• [Material supplied]
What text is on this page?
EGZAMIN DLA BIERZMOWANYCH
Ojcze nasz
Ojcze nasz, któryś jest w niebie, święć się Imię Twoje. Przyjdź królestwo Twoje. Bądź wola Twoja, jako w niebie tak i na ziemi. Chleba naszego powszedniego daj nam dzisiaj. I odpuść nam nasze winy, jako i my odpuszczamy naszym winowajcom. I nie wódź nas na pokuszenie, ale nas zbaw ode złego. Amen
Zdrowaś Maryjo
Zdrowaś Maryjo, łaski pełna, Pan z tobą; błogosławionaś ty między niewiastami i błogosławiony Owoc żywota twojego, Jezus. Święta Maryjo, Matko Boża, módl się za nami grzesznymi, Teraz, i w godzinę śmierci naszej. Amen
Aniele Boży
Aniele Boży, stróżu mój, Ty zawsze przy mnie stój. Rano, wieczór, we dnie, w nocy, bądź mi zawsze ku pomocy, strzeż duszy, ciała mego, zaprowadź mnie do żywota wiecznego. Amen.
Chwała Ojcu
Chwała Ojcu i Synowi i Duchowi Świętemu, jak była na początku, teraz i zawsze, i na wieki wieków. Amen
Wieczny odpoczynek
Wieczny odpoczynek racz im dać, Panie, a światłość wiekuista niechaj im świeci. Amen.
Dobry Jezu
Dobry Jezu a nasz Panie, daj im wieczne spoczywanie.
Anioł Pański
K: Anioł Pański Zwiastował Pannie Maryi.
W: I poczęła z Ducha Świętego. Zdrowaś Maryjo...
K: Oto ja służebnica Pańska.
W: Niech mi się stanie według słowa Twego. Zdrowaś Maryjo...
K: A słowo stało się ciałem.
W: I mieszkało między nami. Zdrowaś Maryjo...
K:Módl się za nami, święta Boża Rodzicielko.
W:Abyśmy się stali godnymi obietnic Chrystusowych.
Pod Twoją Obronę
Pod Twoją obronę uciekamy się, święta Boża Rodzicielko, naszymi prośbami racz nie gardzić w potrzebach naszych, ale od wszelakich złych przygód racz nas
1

• [What you are asked to do] Set down the entries verbatim, leaving none out.

• [Reply]
What text is on this page?
EGZAMIN DLA BIERZMOWANYCH
Ojcze nasz
Ojcze nasz, któryś jest w niebie, święć się Imię Twoje. Przyjdź królestwo Twoje. Bądź wola Twoja, jako w niebie tak i na ziemi. Chleba naszego powszedniego daj nam dzisiaj. I odpuść nam nasze winy, jako i my odpuszczamy naszym winowajcom. I nie wódź nas na pokuszenie, ale nas zbaw ode złego. Amen
Zdrowaś Maryjo
Zdrowaś Maryjo, łaski pełna, Pan z tobą; błogosławionaś ty między niewiastami i błogosławiony Owoc żywota twojego, Jezus. Święta Maryjo, Matko Boża, módl się za nami grzesznymi, Teraz, i w godzinę śmierci naszej. Amen
Aniele Boży
Aniele Boży, stróżu mój, Ty zawsze przy mnie stój. Rano, wieczór, we dnie, w nocy, bądź mi zawsze ku pomocy, strzeż duszy, ciała mego, zaprowadź mnie do żywota wiecznego. Amen.
Chwała Ojcu
Chwała Ojcu i Synowi i Duchowi Świętemu, jak była na początku, teraz i zawsze, i na wieki wieków. Amen
Wieczny odpoczynek
Wieczny odpoczynek racz im dać, Panie, a światłość wiekuista niechaj im świeci. Amen.
Dobry Jezu
Dobry Jezu a nasz Panie, daj im wieczne spoczywanie.
Anioł Pański
K: Anioł Pański Zwiastował Pannie Maryi.
W: I poczęła z Ducha Świętego. Zdrowaś Maryjo...
K: Oto ja służebnica Pańska.
W: Niech mi się stanie według słowa Twego. Zdrowaś Maryjo...
K: A słowo stało się ciałem.
W: I mieszkało między nami. Zdrowaś Maryjo...
K:Módl się za nami, święta Boża Rodzicielko.
W:Abyśmy się stali godnymi obietnic Chrystusowych.
Pod Twoją Obronę
Pod Twoją obronę uciekamy się, święta Boża Rodzicielko, naszymi prośbami racz nie gardzić w potrzebach naszych, ale od wszelakich złych przygód racz nas
1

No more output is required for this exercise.